## TASK OBJECTIVE
From the passage on the hostile media effect below, list every issue across which perceptions of bias have been demonstrated.

Psychologists regard such biased perceptions as a contrast effect, in which partisans perceive information to be further away from their own position on an issue. In this sense the hostile media effect illustrates the subjective character of information processing. The fact that different people can perceive or interpret the same political information in different ways nicely illustrates the “active audience” paradigm and argues against the view of the media audience as a passive, vulnerable, and homogenous mass.

An important point is that, for any political issue, not everyone exhibits the hostile media perception. This perceptual bias is often dramatically evident for partisans, those individuals who are highly involved in or have strong opinions on an issue, but it is just as dramatically lacking for people who are neutral or uninterested. Thus it begs another important question in the political communication arena: Just who is a partisan? Research has successfully demonstrated the hostile media effect for people who identify strongly with an interest group or who hold intense or extreme attitudes on an issue. But many questions remain about the nature of issue involvement and how it might generate perceptions of unfavorable media bias.

Although this phenomenon has long been familiar to news reporters and editors, researchers turned serious empirical attention to the idea only in 1985, when Vallone, Ross, and Lepper published the first carefully observed evidence. The authors showed that groups of Arab and Israeli students each considered broadcast news coverage of conflict in the Middle East to be biased against their own position. As this example illustrates, the hostile media effect is most typically studied by recruiting groups of partisans with opposing views toward a political controversy and exposing them to samples of media coverage of the issue, coverage often selected or sometimes even manipulated to be as neutral or “balanced” as possible. The resulting perceptions of bias have been demonstrated across a range of issues, including debates about genetically modified foods, the 1997 United Parcel Service strike, physician-assisted suicide, sports rivalries, the use of primates in laboratory research, legalized gambling, and, of course, political elections. Some field survey studies have also shown a negative relationship between respondents' political attitudes and their perceptions of the slant of mass media coverage.

However, research has also only begun to carefully investigate some intriguing theoretical questions, including whether this bias is unique to information in a mass media context. Several studies have addressed this question by presenting partisans with content randomly presented as either a mass media report or a college student's essay for a composition class. Results show that partisans view media contents as unfairly biased, but see the identical information as neutral or even supportive when it appears in the student essay context. These findings suggest that the same content can produce a contrast effect when it appears in the mass media, but an assimilation effect (in which partisans see information as more similar to, rather than different from, their own position) in non-media formats, perhaps because the mass media arouses a defensive processing response.

## EXTRACTED ENTRIES
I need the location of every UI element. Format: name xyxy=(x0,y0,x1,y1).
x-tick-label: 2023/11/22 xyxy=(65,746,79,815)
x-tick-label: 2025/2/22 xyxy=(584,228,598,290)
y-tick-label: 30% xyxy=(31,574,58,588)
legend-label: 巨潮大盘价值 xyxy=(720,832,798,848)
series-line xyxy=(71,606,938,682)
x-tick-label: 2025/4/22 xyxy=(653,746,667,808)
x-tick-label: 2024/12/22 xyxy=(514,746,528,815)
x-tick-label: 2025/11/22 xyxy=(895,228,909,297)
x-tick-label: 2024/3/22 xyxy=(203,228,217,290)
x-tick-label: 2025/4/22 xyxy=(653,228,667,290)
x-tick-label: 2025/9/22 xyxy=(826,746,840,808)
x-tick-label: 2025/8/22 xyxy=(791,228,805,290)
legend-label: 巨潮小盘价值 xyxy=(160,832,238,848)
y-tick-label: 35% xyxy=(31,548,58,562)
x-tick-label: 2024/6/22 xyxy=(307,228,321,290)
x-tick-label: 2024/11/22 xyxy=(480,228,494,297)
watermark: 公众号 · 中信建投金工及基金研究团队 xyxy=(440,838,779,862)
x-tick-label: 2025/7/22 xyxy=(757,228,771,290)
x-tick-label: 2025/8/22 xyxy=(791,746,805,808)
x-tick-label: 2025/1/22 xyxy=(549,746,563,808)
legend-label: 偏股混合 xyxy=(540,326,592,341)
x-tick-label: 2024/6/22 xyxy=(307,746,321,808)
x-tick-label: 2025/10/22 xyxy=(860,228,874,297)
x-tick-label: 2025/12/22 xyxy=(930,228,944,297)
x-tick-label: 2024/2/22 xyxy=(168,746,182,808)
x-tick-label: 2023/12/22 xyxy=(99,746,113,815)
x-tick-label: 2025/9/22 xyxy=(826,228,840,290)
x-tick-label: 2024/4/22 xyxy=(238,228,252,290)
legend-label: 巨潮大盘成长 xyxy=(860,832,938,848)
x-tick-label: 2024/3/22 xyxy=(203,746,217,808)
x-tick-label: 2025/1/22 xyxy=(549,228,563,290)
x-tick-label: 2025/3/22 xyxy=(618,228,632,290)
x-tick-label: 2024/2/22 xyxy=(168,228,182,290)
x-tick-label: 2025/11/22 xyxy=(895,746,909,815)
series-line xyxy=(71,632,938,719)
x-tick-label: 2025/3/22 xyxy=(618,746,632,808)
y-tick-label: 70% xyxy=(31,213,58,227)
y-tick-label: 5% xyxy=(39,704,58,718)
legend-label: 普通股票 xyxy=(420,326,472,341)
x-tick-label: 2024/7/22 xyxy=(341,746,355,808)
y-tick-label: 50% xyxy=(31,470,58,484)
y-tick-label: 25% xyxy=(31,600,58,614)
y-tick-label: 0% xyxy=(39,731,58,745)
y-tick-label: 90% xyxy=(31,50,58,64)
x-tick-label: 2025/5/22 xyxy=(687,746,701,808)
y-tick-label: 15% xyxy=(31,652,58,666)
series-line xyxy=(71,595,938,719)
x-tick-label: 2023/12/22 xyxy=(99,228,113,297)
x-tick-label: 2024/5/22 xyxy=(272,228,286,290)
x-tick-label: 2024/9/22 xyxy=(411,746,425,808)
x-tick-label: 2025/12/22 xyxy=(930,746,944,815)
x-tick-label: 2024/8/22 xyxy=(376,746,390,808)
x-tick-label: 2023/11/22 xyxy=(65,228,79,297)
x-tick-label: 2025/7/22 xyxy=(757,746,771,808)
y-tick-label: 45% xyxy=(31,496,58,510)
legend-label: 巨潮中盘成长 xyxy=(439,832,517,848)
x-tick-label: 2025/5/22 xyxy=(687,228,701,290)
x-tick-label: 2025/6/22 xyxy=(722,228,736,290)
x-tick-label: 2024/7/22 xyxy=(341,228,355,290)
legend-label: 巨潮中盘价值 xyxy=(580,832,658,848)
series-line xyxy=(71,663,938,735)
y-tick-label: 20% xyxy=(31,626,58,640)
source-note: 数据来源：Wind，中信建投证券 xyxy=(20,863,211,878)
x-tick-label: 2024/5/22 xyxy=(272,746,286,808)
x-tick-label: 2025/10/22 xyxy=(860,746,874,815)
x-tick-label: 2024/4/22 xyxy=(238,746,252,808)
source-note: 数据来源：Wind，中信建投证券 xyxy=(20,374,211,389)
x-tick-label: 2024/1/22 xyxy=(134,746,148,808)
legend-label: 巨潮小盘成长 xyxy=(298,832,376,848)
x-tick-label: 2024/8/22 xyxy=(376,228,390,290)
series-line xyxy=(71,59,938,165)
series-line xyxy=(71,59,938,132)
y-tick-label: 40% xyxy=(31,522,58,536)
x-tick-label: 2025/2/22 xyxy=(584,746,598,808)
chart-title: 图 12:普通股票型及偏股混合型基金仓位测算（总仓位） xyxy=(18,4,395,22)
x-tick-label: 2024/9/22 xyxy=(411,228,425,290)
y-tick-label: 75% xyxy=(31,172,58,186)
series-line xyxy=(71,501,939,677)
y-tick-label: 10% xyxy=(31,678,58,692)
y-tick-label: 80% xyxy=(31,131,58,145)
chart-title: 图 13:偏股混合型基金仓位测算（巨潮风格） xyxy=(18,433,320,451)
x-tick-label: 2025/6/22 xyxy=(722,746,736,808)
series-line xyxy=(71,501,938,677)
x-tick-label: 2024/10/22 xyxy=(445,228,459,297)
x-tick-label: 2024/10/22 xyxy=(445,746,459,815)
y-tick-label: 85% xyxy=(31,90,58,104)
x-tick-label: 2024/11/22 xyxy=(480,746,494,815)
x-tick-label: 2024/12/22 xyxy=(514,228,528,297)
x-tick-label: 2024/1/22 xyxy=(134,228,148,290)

## OUTPUT BELOW
- genetically modified foods
- the 1997 United Parcel Service strike
- physician-assisted suicide
- sports rivalries
- the use of primates in laboratory research
- legalized gambling
- political elections